## Record excerpts

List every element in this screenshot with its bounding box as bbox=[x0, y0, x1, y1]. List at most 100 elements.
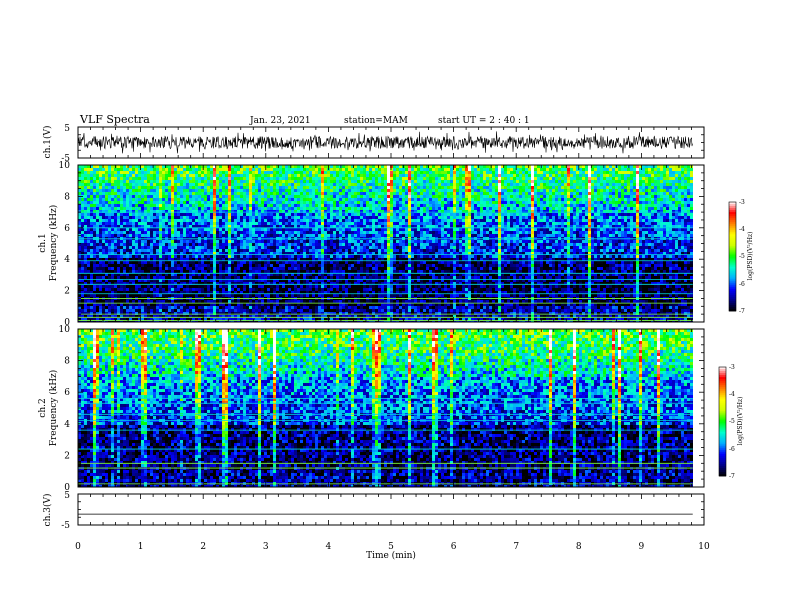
ch1-spectrogram-cell bbox=[204, 258, 207, 261]
ch1-spectrogram-cell bbox=[240, 240, 243, 243]
ch1-spectrogram-cell bbox=[216, 270, 219, 273]
ch1-spectrogram-cell bbox=[315, 228, 318, 231]
ch1-spectrogram-cell bbox=[312, 261, 315, 264]
ch1-spectrogram-cell bbox=[237, 231, 240, 234]
ch1-spectrogram-cell bbox=[276, 216, 279, 219]
ch1-spectrogram-cell bbox=[120, 279, 123, 282]
ch1-spectrogram-cell bbox=[180, 318, 183, 321]
ch1-spectrogram-cell bbox=[99, 318, 102, 321]
ch1-spectrogram-cell bbox=[327, 270, 330, 273]
ch1-spectrogram-cell bbox=[336, 186, 339, 189]
ch1-spectrogram-cell bbox=[183, 312, 186, 315]
ch1-spectrogram-cell bbox=[174, 318, 177, 321]
ch1-spectrogram-cell bbox=[330, 174, 333, 177]
ch1-spectrogram-cell bbox=[336, 261, 339, 264]
ch1-spectrogram-cell bbox=[285, 213, 288, 216]
ch1-spectrogram-cell bbox=[102, 168, 105, 171]
ch1-spectrogram-cell bbox=[252, 282, 255, 285]
ch1-spectrogram-cell bbox=[306, 174, 309, 177]
ch1-spectrogram-cell bbox=[294, 294, 297, 297]
ch1-spectrogram-cell bbox=[105, 291, 108, 294]
ch1-spectrogram-cell bbox=[309, 264, 312, 267]
ch1-spectrogram-cell bbox=[318, 267, 321, 270]
ch1-spectrogram-cell bbox=[108, 246, 111, 249]
ch1-spectrogram-cell bbox=[243, 234, 246, 237]
ch1-spectrogram-cell bbox=[327, 264, 330, 267]
ch1-spectrogram-cell bbox=[333, 225, 336, 228]
ch1-spectrogram-cell bbox=[216, 183, 219, 186]
ch1-spectrogram-cell bbox=[312, 276, 315, 279]
ch1-spectrogram-cell bbox=[171, 264, 174, 267]
ch1-spectrogram-cell bbox=[264, 204, 267, 207]
ch1-spectrogram-cell bbox=[162, 195, 165, 198]
ch1-spectrogram-cell bbox=[273, 168, 276, 171]
ch1-spectrogram-cell bbox=[333, 171, 336, 174]
ch1-spectrogram-cell bbox=[114, 261, 117, 264]
ch1-spectrogram-cell bbox=[330, 249, 333, 252]
ch1-spectrogram-cell bbox=[126, 231, 129, 234]
ch1-spectrogram-cell bbox=[273, 207, 276, 210]
ch1-spectrogram-cell bbox=[306, 192, 309, 195]
ch1-spectrogram-cell bbox=[309, 279, 312, 282]
ch1-spectrogram-cell bbox=[78, 189, 81, 192]
ch1-spectrogram-cell bbox=[291, 318, 294, 321]
ch1-spectrogram-cell bbox=[300, 201, 303, 204]
ch1-spectrogram-cell bbox=[147, 264, 150, 267]
ch1-spectrogram-cell bbox=[276, 204, 279, 207]
ch1-spectrogram-cell bbox=[261, 177, 264, 180]
ch1-spectrogram-cell bbox=[270, 285, 273, 288]
ch1-spectrogram-cell bbox=[99, 216, 102, 219]
ch1-spectrogram-cell bbox=[120, 273, 123, 276]
ch1-spectrogram-cell bbox=[327, 309, 330, 312]
ch1-spectrogram-cell bbox=[147, 171, 150, 174]
ch1-spectrogram-cell bbox=[300, 306, 303, 309]
ch1-spectrogram-cell bbox=[267, 258, 270, 261]
ch1-spectrogram-cell bbox=[87, 255, 90, 258]
ch1-spectrogram-cell bbox=[174, 264, 177, 267]
ch1-spectrogram-cell bbox=[111, 204, 114, 207]
ch1-spectrogram-cell bbox=[276, 264, 279, 267]
ch1-spectrogram-cell bbox=[252, 243, 255, 246]
ch1-spectrogram-cell bbox=[102, 243, 105, 246]
ch1-spectrogram-cell bbox=[195, 192, 198, 195]
ch1-spectrogram-cell bbox=[282, 177, 285, 180]
ch1-spectrogram-cell bbox=[105, 165, 108, 168]
ch1-spectrogram-cell bbox=[348, 186, 351, 189]
ch1-spectrogram-cell bbox=[207, 216, 210, 219]
ch1-spectrogram-cell bbox=[318, 312, 321, 315]
ch1-spectrogram-cell bbox=[81, 207, 84, 210]
ch1-spectrogram-cell bbox=[123, 198, 126, 201]
ch1-spectrogram-cell bbox=[351, 252, 354, 255]
ch1-spectrogram-cell bbox=[198, 288, 201, 291]
ch1-spectrogram-cell bbox=[315, 291, 318, 294]
ch1-spectrogram-cell bbox=[96, 210, 99, 213]
ch1-spectrogram-cell bbox=[180, 186, 183, 189]
ch1-spectrogram-cell bbox=[288, 180, 291, 183]
ch1-spectrogram-cell bbox=[132, 285, 135, 288]
ch1-spectrogram-cell bbox=[84, 276, 87, 279]
ch1-spectrogram-cell bbox=[348, 300, 351, 303]
ch1-spectrogram-cell bbox=[342, 243, 345, 246]
ch1-spectrogram-cell bbox=[171, 207, 174, 210]
ch1-spectrogram-cell bbox=[93, 312, 96, 315]
ch1-spectrogram-cell bbox=[330, 309, 333, 312]
ch1-spectrogram-cell bbox=[135, 171, 138, 174]
ch1-spectrogram-cell bbox=[312, 303, 315, 306]
ch1-spectrogram-cell bbox=[99, 294, 102, 297]
ch1-spectrogram-cell bbox=[267, 279, 270, 282]
ch1-spectrogram-cell bbox=[141, 243, 144, 246]
ch1-spectrogram-cell bbox=[138, 285, 141, 288]
ch1-spectrogram-cell bbox=[282, 246, 285, 249]
ch1-spectrogram-cell bbox=[222, 252, 225, 255]
ch1-spectrogram-cell bbox=[96, 165, 99, 168]
ch1-spectrogram-cell bbox=[99, 300, 102, 303]
ch1-spectrogram-cell bbox=[93, 204, 96, 207]
ch1-spectrogram-cell bbox=[258, 279, 261, 282]
ch1-spectrogram-cell bbox=[177, 198, 180, 201]
ch1-spectrogram-cell bbox=[237, 294, 240, 297]
ch1-spectrogram-cell bbox=[339, 264, 342, 267]
ch1-spectrogram-cell bbox=[171, 168, 174, 171]
ch1-spectrogram-cell bbox=[213, 249, 216, 252]
ch1-spectrogram-cell bbox=[261, 189, 264, 192]
ch1-spectrogram-cell bbox=[114, 204, 117, 207]
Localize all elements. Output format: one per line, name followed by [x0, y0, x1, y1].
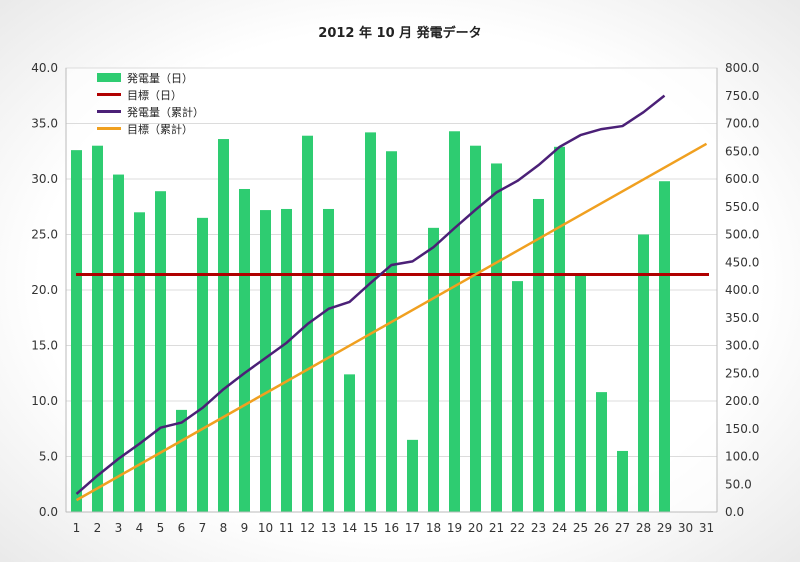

## Requirement
Output the rows from the one containing "ch1-spectrogram-cell bbox=[204, 258, 207, 261]" through the one containing "ch1-spectrogram-cell bbox=[336, 261, 339, 264]" as a JSON list of strings, one string per line, leaving out blank lines.

## Result for this exercise
[
  "ch1-spectrogram-cell bbox=[204, 258, 207, 261]",
  "ch1-spectrogram-cell bbox=[240, 240, 243, 243]",
  "ch1-spectrogram-cell bbox=[216, 270, 219, 273]",
  "ch1-spectrogram-cell bbox=[315, 228, 318, 231]",
  "ch1-spectrogram-cell bbox=[312, 261, 315, 264]",
  "ch1-spectrogram-cell bbox=[237, 231, 240, 234]",
  "ch1-spectrogram-cell bbox=[276, 216, 279, 219]",
  "ch1-spectrogram-cell bbox=[120, 279, 123, 282]",
  "ch1-spectrogram-cell bbox=[180, 318, 183, 321]",
  "ch1-spectrogram-cell bbox=[99, 318, 102, 321]",
  "ch1-spectrogram-cell bbox=[327, 270, 330, 273]",
  "ch1-spectrogram-cell bbox=[336, 186, 339, 189]",
  "ch1-spectrogram-cell bbox=[183, 312, 186, 315]",
  "ch1-spectrogram-cell bbox=[174, 318, 177, 321]",
  "ch1-spectrogram-cell bbox=[330, 174, 333, 177]",
  "ch1-spectrogram-cell bbox=[336, 261, 339, 264]"
]